Extracted records

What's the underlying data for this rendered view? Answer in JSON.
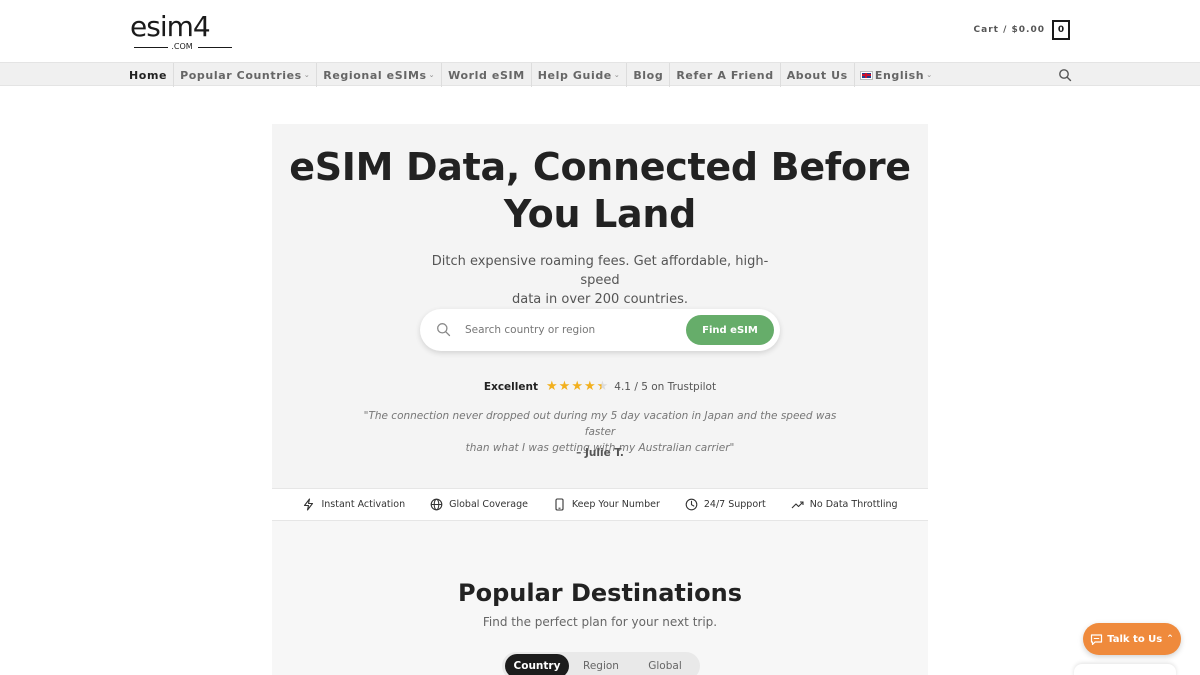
{
  "brand": {
    "logo_text": "esim4",
    "logo_sub": ".COM"
  },
  "cart": {
    "label": "Cart / $0.00",
    "count": "0"
  },
  "nav": {
    "items": [
      {
        "label": "Home"
      },
      {
        "label": "Popular Countries",
        "chev": "⌄"
      },
      {
        "label": "Regional eSIMs",
        "chev": "⌄"
      },
      {
        "label": "World eSIM"
      },
      {
        "label": "Help Guide",
        "chev": "⌄"
      },
      {
        "label": "Blog"
      },
      {
        "label": "Refer A Friend"
      },
      {
        "label": "About Us"
      },
      {
        "label": "English",
        "chev": "⌄"
      }
    ]
  },
  "hero": {
    "title_line1": "eSIM Data, Connected Before",
    "title_line2": "You Land",
    "subtitle_line1": "Ditch expensive roaming fees. Get affordable, high-speed",
    "subtitle_line2": "data in over 200 countries.",
    "search_placeholder": "Search country or region",
    "find_button": "Find eSIM",
    "rating_label": "Excellent",
    "rating_score": 4.1,
    "rating_text": "4.1 / 5 on Trustpilot",
    "quote_line1": "\"The connection never dropped out during my 5 day vacation in Japan and the speed was faster",
    "quote_line2": "than what I was getting with my Australian carrier\"",
    "quote_author": "– Julie T."
  },
  "features": [
    {
      "label": "Instant Activation",
      "icon": "lightning-icon"
    },
    {
      "label": "Global Coverage",
      "icon": "globe-icon"
    },
    {
      "label": "Keep Your Number",
      "icon": "phone-icon"
    },
    {
      "label": "24/7 Support",
      "icon": "clock-icon"
    },
    {
      "label": "No Data Throttling",
      "icon": "trend-up-icon"
    }
  ],
  "popular": {
    "title": "Popular Destinations",
    "subtitle": "Find the perfect plan for your next trip.",
    "tabs": [
      {
        "label": "Country",
        "active": true
      },
      {
        "label": "Region",
        "active": false
      },
      {
        "label": "Global",
        "active": false
      }
    ]
  },
  "chat": {
    "label": "Talk to Us"
  },
  "colors": {
    "accent_green": "#66ad6a",
    "chat_orange": "#ef8a3c",
    "star": "#f2b01e"
  }
}
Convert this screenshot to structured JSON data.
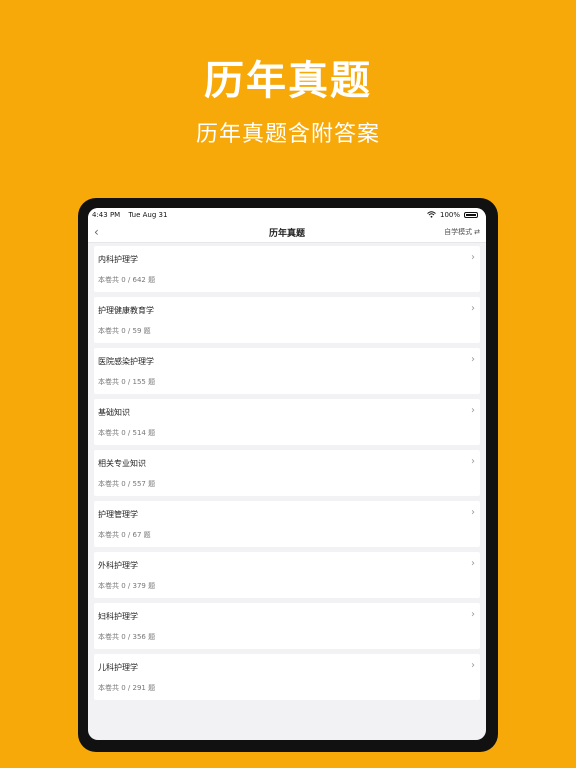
{
  "hero": {
    "title": "历年真题",
    "subtitle": "历年真题含附答案"
  },
  "status_bar": {
    "time": "4:43 PM",
    "date": "Tue Aug 31",
    "battery": "100%"
  },
  "nav": {
    "title": "历年真题",
    "mode": "自学模式",
    "back_icon": "chevron-left-icon",
    "mode_icon": "swap-icon"
  },
  "papers": [
    {
      "title": "内科护理学",
      "count": "本卷共 0 / 642 题"
    },
    {
      "title": "护理健康教育学",
      "count": "本卷共 0 / 59 题"
    },
    {
      "title": "医院感染护理学",
      "count": "本卷共 0 / 155 题"
    },
    {
      "title": "基础知识",
      "count": "本卷共 0 / 514 题"
    },
    {
      "title": "相关专业知识",
      "count": "本卷共 0 / 557 题"
    },
    {
      "title": "护理管理学",
      "count": "本卷共 0 / 67 题"
    },
    {
      "title": "外科护理学",
      "count": "本卷共 0 / 379 题"
    },
    {
      "title": "妇科护理学",
      "count": "本卷共 0 / 356 题"
    },
    {
      "title": "儿科护理学",
      "count": "本卷共 0 / 291 题"
    }
  ],
  "colors": {
    "background": "#F7A90A",
    "device": "#111111",
    "screen": "#F2F2F4",
    "card": "#FFFFFF"
  }
}
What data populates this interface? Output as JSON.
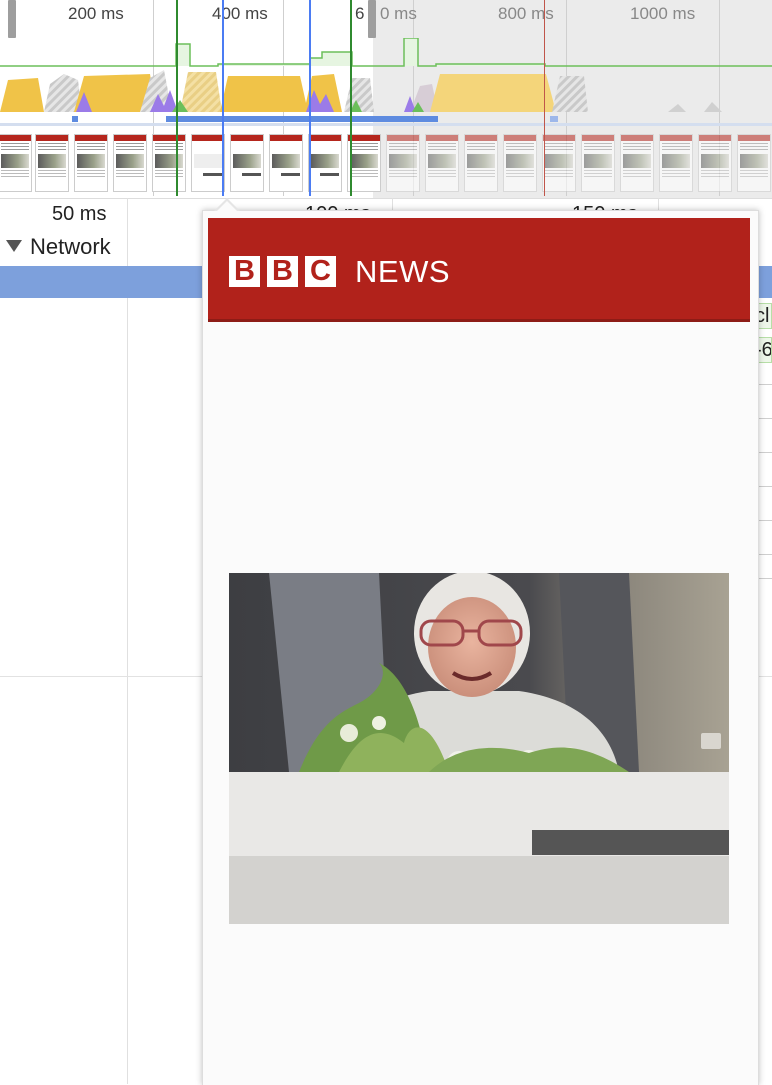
{
  "overview": {
    "tick_labels": [
      "200 ms",
      "400 ms",
      "6",
      "0 ms",
      "800 ms",
      "1000 ms"
    ],
    "colors": {
      "scripting": "#f0c348",
      "rendering": "#9b7be8",
      "painting": "#6cbf5a",
      "idle_stripe": "#cfcfcf",
      "selection_marker": "#4b7cf3",
      "green_marker": "#2f8a2f",
      "red_marker": "#c0554a",
      "network_bar": "#7da0dc"
    }
  },
  "ruler": {
    "labels": [
      "50 ms",
      "100 ms",
      "150 ms"
    ]
  },
  "network": {
    "label": "Network",
    "toggle_state": "expanded",
    "request_fragments": [
      "cl",
      "-6"
    ]
  },
  "screenshot_popover": {
    "brand_letters": [
      "B",
      "B",
      "C"
    ],
    "brand_word": "NEWS",
    "header_color": "#b1221b",
    "photo_subject": "elderly woman with glasses holding flowers"
  }
}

# TASK STATEMENT:
Restate the data above word for word. Do not include the images.

# THE RESPONSE:
What's the underlying data for this rendered view? Answer in JSON.
{
  "brand": {
    "logo_text": "esim4",
    "logo_sub": ".COM"
  },
  "cart": {
    "label": "Cart / $0.00",
    "count": "0"
  },
  "nav": {
    "items": [
      {
        "label": "Home"
      },
      {
        "label": "Popular Countries",
        "chev": "⌄"
      },
      {
        "label": "Regional eSIMs",
        "chev": "⌄"
      },
      {
        "label": "World eSIM"
      },
      {
        "label": "Help Guide",
        "chev": "⌄"
      },
      {
        "label": "Blog"
      },
      {
        "label": "Refer A Friend"
      },
      {
        "label": "About Us"
      },
      {
        "label": "English",
        "chev": "⌄"
      }
    ]
  },
  "hero": {
    "title_line1": "eSIM Data, Connected Before",
    "title_line2": "You Land",
    "subtitle_line1": "Ditch expensive roaming fees. Get affordable, high-speed",
    "subtitle_line2": "data in over 200 countries.",
    "search_placeholder": "Search country or region",
    "find_button": "Find eSIM",
    "rating_label": "Excellent",
    "rating_score": 4.1,
    "rating_text": "4.1 / 5 on Trustpilot",
    "quote_line1": "\"The connection never dropped out during my 5 day vacation in Japan and the speed was faster",
    "quote_line2": "than what I was getting with my Australian carrier\"",
    "quote_author": "– Julie T."
  },
  "features": [
    {
      "label": "Instant Activation",
      "icon": "lightning-icon"
    },
    {
      "label": "Global Coverage",
      "icon": "globe-icon"
    },
    {
      "label": "Keep Your Number",
      "icon": "phone-icon"
    },
    {
      "label": "24/7 Support",
      "icon": "clock-icon"
    },
    {
      "label": "No Data Throttling",
      "icon": "trend-up-icon"
    }
  ],
  "popular": {
    "title": "Popular Destinations",
    "subtitle": "Find the perfect plan for your next trip.",
    "tabs": [
      {
        "label": "Country",
        "active": true
      },
      {
        "label": "Region",
        "active": false
      },
      {
        "label": "Global",
        "active": false
      }
    ]
  },
  "chat": {
    "label": "Talk to Us"
  },
  "colors": {
    "accent_green": "#66ad6a",
    "chat_orange": "#ef8a3c",
    "star": "#f2b01e"
  }
}
Convert this screenshot to structured JSON data.
{
  "hero": {
    "title": "历年真题",
    "subtitle": "历年真题含附答案"
  },
  "status_bar": {
    "time": "4:43 PM",
    "date": "Tue Aug 31",
    "battery": "100%"
  },
  "nav": {
    "title": "历年真题",
    "mode": "自学模式",
    "back_icon": "chevron-left-icon",
    "mode_icon": "swap-icon"
  },
  "papers": [
    {
      "title": "内科护理学",
      "count": "本卷共 0 / 642 题"
    },
    {
      "title": "护理健康教育学",
      "count": "本卷共 0 / 59 题"
    },
    {
      "title": "医院感染护理学",
      "count": "本卷共 0 / 155 题"
    },
    {
      "title": "基础知识",
      "count": "本卷共 0 / 514 题"
    },
    {
      "title": "相关专业知识",
      "count": "本卷共 0 / 557 题"
    },
    {
      "title": "护理管理学",
      "count": "本卷共 0 / 67 题"
    },
    {
      "title": "外科护理学",
      "count": "本卷共 0 / 379 题"
    },
    {
      "title": "妇科护理学",
      "count": "本卷共 0 / 356 题"
    },
    {
      "title": "儿科护理学",
      "count": "本卷共 0 / 291 题"
    }
  ],
  "colors": {
    "background": "#F7A90A",
    "device": "#111111",
    "screen": "#F2F2F4",
    "card": "#FFFFFF"
  }
}
What data populates this interface? Output as JSON.
{
  "overview": {
    "tick_labels": [
      "200 ms",
      "400 ms",
      "6",
      "0 ms",
      "800 ms",
      "1000 ms"
    ],
    "colors": {
      "scripting": "#f0c348",
      "rendering": "#9b7be8",
      "painting": "#6cbf5a",
      "idle_stripe": "#cfcfcf",
      "selection_marker": "#4b7cf3",
      "green_marker": "#2f8a2f",
      "red_marker": "#c0554a",
      "network_bar": "#7da0dc"
    }
  },
  "ruler": {
    "labels": [
      "50 ms",
      "100 ms",
      "150 ms"
    ]
  },
  "network": {
    "label": "Network",
    "toggle_state": "expanded",
    "request_fragments": [
      "cl",
      "-6"
    ]
  },
  "screenshot_popover": {
    "brand_letters": [
      "B",
      "B",
      "C"
    ],
    "brand_word": "NEWS",
    "header_color": "#b1221b",
    "photo_subject": "elderly woman with glasses holding flowers"
  }
}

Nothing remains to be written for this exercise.